- What you should do -
Lines that include the word "circle" are the ones to copy.
------ Information supplied ------
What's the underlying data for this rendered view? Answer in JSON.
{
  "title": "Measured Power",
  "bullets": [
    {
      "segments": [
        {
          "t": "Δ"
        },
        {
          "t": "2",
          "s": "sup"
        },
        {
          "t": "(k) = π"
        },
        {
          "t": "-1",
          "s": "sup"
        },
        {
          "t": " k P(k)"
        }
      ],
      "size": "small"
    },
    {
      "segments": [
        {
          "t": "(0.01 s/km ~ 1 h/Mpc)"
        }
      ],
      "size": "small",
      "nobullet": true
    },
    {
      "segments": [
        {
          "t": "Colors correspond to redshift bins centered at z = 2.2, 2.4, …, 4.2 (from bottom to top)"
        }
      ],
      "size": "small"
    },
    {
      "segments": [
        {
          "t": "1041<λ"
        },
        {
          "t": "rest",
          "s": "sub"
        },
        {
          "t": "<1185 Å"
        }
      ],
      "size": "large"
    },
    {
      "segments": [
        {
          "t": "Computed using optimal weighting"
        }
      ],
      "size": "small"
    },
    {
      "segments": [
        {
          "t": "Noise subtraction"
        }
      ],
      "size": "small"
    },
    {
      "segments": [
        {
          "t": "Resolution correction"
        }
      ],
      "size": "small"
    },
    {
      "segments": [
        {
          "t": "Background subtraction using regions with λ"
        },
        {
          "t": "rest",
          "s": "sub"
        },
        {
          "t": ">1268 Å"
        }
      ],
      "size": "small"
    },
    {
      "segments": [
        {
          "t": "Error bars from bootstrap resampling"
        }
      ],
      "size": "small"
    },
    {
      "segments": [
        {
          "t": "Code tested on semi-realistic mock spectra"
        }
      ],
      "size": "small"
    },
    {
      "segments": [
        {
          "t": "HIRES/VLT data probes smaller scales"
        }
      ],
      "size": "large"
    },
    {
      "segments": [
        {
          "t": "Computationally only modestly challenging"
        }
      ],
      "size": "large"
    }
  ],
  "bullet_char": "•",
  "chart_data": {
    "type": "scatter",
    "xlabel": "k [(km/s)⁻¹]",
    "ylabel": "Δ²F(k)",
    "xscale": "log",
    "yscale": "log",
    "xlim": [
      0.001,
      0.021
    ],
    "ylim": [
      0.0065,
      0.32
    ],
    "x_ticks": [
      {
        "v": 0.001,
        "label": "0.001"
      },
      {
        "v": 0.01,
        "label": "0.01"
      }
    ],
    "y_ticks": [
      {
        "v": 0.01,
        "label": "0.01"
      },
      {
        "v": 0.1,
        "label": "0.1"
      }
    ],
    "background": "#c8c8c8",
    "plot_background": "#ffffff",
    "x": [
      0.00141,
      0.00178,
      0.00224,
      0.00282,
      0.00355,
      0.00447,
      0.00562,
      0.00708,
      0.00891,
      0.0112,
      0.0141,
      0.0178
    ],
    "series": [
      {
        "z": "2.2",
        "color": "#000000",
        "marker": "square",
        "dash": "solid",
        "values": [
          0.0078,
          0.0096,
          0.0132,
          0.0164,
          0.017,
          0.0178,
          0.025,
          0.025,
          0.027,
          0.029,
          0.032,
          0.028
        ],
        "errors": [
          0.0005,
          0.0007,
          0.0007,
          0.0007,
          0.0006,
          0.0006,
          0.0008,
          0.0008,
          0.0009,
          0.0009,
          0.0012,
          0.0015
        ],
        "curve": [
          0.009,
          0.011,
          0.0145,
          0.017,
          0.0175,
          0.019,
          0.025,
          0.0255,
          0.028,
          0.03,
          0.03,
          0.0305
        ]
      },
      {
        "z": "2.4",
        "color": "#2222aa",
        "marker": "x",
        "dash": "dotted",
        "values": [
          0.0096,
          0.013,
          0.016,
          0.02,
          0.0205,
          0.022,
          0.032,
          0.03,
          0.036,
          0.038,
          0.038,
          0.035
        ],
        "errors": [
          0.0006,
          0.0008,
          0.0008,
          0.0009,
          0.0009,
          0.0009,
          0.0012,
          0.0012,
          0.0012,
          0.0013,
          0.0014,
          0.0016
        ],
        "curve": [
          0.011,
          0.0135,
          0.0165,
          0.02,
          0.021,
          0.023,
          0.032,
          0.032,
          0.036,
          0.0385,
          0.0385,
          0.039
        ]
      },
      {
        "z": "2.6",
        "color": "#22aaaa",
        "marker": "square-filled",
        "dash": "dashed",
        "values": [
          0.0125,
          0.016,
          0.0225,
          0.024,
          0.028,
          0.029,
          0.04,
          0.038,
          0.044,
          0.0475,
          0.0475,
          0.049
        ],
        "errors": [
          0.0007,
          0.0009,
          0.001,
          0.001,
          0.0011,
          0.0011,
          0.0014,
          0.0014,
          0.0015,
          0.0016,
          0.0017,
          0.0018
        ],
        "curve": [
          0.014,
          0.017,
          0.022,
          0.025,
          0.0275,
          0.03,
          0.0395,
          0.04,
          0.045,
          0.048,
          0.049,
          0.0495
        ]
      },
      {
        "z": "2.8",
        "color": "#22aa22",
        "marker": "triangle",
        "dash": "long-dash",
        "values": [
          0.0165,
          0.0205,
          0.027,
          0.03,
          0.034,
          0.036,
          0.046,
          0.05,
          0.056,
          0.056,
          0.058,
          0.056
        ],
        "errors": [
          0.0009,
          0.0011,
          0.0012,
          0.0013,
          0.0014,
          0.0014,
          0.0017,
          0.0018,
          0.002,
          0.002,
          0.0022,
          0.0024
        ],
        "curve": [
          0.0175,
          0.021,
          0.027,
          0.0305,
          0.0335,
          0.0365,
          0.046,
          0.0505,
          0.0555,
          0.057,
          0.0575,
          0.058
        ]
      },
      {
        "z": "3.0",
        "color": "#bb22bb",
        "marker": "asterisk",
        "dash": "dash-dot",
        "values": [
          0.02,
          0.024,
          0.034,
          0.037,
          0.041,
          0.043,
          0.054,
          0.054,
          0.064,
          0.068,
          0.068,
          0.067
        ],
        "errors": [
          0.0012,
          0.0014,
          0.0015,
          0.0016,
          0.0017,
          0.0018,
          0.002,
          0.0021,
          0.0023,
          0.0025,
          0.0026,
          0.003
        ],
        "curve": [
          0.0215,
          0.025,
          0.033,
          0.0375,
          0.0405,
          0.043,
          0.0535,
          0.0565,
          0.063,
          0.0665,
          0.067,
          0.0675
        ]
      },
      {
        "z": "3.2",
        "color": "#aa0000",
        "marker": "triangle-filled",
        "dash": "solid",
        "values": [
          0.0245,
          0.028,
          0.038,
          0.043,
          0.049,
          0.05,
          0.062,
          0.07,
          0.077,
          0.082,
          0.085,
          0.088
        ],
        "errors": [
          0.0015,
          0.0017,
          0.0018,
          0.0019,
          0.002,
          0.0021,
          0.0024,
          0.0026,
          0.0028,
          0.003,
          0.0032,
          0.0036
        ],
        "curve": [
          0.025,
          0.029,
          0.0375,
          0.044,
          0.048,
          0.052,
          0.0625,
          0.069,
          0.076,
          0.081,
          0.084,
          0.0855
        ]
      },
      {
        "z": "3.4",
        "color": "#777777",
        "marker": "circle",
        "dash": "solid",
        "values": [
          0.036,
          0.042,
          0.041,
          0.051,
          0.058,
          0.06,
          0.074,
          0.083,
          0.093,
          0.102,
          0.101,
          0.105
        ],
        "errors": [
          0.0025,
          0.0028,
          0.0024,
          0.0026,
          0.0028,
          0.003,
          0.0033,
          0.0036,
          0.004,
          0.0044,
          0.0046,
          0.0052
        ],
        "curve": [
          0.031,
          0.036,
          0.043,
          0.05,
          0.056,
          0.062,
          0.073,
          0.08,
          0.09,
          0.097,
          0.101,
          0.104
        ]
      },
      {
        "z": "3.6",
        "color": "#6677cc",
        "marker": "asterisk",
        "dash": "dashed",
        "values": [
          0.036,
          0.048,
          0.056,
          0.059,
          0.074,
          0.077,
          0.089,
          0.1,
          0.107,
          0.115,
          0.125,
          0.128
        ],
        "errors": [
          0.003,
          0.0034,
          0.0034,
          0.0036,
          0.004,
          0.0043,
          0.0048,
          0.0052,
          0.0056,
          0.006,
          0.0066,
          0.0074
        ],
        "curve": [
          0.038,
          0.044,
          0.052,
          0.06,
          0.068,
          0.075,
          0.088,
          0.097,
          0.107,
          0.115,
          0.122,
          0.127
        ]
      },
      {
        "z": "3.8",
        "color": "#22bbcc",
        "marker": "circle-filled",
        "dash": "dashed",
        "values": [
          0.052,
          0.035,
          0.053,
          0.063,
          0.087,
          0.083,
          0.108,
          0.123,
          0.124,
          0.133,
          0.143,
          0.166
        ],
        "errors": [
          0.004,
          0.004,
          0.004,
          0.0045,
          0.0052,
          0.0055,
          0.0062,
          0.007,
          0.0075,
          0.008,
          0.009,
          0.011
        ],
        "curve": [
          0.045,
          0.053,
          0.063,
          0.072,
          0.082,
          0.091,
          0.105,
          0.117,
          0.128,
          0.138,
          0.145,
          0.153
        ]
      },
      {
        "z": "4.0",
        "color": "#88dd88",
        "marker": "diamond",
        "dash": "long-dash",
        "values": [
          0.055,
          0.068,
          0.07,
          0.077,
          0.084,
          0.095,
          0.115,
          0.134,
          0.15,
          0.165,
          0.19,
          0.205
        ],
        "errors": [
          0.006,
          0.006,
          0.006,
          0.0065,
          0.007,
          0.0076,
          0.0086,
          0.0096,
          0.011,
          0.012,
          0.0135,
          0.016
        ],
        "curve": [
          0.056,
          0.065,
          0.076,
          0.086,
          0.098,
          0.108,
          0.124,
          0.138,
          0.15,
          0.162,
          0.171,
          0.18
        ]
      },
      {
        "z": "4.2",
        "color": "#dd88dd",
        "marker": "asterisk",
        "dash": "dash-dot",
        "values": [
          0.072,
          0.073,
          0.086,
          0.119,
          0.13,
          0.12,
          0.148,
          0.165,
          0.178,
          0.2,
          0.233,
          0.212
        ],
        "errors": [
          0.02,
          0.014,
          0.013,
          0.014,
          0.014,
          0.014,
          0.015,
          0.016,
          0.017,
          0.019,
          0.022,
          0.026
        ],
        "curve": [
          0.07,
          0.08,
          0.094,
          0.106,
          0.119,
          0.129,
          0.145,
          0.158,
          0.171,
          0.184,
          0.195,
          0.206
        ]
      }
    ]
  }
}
------
- Answer to this exercise -
        "marker": "circle",
        "marker": "circle-filled",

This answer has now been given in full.